▶ _What is being asked_: Reproduce every line below word for word.

Raw records:
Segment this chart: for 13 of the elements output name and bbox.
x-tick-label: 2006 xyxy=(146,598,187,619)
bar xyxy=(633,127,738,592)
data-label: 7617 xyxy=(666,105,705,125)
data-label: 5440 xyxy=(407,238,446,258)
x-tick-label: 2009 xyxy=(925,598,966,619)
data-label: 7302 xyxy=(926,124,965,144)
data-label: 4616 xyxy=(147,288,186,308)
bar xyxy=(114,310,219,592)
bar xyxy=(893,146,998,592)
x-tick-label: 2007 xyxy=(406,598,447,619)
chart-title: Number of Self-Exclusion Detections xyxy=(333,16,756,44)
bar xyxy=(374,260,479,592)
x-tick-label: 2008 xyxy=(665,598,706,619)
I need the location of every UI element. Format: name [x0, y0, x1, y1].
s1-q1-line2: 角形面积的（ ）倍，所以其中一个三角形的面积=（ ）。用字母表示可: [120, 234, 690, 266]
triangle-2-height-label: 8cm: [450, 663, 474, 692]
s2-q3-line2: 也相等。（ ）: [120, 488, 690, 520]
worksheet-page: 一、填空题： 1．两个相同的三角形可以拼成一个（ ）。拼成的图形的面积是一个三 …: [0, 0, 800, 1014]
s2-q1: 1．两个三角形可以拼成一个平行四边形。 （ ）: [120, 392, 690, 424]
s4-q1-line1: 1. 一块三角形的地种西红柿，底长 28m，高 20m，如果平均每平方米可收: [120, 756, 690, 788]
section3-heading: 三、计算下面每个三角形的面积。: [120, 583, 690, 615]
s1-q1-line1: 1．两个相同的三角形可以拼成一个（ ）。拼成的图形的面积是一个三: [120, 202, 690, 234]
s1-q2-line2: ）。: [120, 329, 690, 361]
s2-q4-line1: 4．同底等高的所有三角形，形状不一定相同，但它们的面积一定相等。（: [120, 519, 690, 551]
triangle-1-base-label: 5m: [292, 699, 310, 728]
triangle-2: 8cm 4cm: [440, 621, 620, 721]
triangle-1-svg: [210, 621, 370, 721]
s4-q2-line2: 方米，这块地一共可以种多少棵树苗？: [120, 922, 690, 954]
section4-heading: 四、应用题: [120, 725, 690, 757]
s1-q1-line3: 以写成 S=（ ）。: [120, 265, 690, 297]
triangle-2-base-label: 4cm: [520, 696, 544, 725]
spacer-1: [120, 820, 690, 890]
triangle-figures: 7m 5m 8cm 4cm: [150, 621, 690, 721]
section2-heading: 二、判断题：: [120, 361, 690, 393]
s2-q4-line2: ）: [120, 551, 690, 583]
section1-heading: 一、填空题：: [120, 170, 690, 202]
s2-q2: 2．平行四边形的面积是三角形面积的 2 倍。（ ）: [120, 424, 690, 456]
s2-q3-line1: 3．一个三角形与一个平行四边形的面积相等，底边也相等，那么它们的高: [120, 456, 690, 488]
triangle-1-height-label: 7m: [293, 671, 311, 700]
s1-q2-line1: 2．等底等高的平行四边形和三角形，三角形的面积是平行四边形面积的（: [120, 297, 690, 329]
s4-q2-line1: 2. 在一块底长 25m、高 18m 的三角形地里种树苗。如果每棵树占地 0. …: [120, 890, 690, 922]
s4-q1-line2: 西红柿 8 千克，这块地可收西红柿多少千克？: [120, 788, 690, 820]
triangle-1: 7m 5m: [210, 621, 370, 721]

▶ _Result of this exercise_:
Segment this chart: for 13 of the elements output name and bbox.
x-tick-label: 2006 xyxy=(146,598,187,619)
bar xyxy=(633,127,738,592)
data-label: 7617 xyxy=(666,105,705,125)
data-label: 5440 xyxy=(407,238,446,258)
x-tick-label: 2009 xyxy=(925,598,966,619)
data-label: 7302 xyxy=(926,124,965,144)
data-label: 4616 xyxy=(147,288,186,308)
bar xyxy=(114,310,219,592)
bar xyxy=(893,146,998,592)
x-tick-label: 2007 xyxy=(406,598,447,619)
chart-title: Number of Self-Exclusion Detections xyxy=(333,16,756,44)
bar xyxy=(374,260,479,592)
x-tick-label: 2008 xyxy=(665,598,706,619)
I need the location of every UI element. Format: name [x0, y0, x1, y1].
s1-q1-line2: 角形面积的（ ）倍，所以其中一个三角形的面积=（ ）。用字母表示可: [120, 234, 690, 266]
triangle-2-height-label: 8cm: [450, 663, 474, 692]
s2-q3-line2: 也相等。（ ）: [120, 488, 690, 520]
worksheet-page: 一、填空题： 1．两个相同的三角形可以拼成一个（ ）。拼成的图形的面积是一个三 …: [0, 0, 800, 1014]
s2-q1: 1．两个三角形可以拼成一个平行四边形。 （ ）: [120, 392, 690, 424]
s4-q1-line1: 1. 一块三角形的地种西红柿，底长 28m，高 20m，如果平均每平方米可收: [120, 756, 690, 788]
section3-heading: 三、计算下面每个三角形的面积。: [120, 583, 690, 615]
s1-q1-line1: 1．两个相同的三角形可以拼成一个（ ）。拼成的图形的面积是一个三: [120, 202, 690, 234]
s1-q2-line2: ）。: [120, 329, 690, 361]
s2-q4-line1: 4．同底等高的所有三角形，形状不一定相同，但它们的面积一定相等。（: [120, 519, 690, 551]
triangle-1-base-label: 5m: [292, 699, 310, 728]
triangle-2: 8cm 4cm: [440, 621, 620, 721]
triangle-1-svg: [210, 621, 370, 721]
s4-q2-line2: 方米，这块地一共可以种多少棵树苗？: [120, 922, 690, 954]
section4-heading: 四、应用题: [120, 725, 690, 757]
s1-q1-line3: 以写成 S=（ ）。: [120, 265, 690, 297]
triangle-2-base-label: 4cm: [520, 696, 544, 725]
spacer-1: [120, 820, 690, 890]
triangle-figures: 7m 5m 8cm 4cm: [150, 621, 690, 721]
section2-heading: 二、判断题：: [120, 361, 690, 393]
s2-q4-line2: ）: [120, 551, 690, 583]
section1-heading: 一、填空题：: [120, 170, 690, 202]
s2-q2: 2．平行四边形的面积是三角形面积的 2 倍。（ ）: [120, 424, 690, 456]
s2-q3-line1: 3．一个三角形与一个平行四边形的面积相等，底边也相等，那么它们的高: [120, 456, 690, 488]
triangle-1-height-label: 7m: [293, 671, 311, 700]
s1-q2-line1: 2．等底等高的平行四边形和三角形，三角形的面积是平行四边形面积的（: [120, 297, 690, 329]
s4-q2-line1: 2. 在一块底长 25m、高 18m 的三角形地里种树苗。如果每棵树占地 0. …: [120, 890, 690, 922]
s4-q1-line2: 西红柿 8 千克，这块地可收西红柿多少千克？: [120, 788, 690, 820]
triangle-1: 7m 5m: [210, 621, 370, 721]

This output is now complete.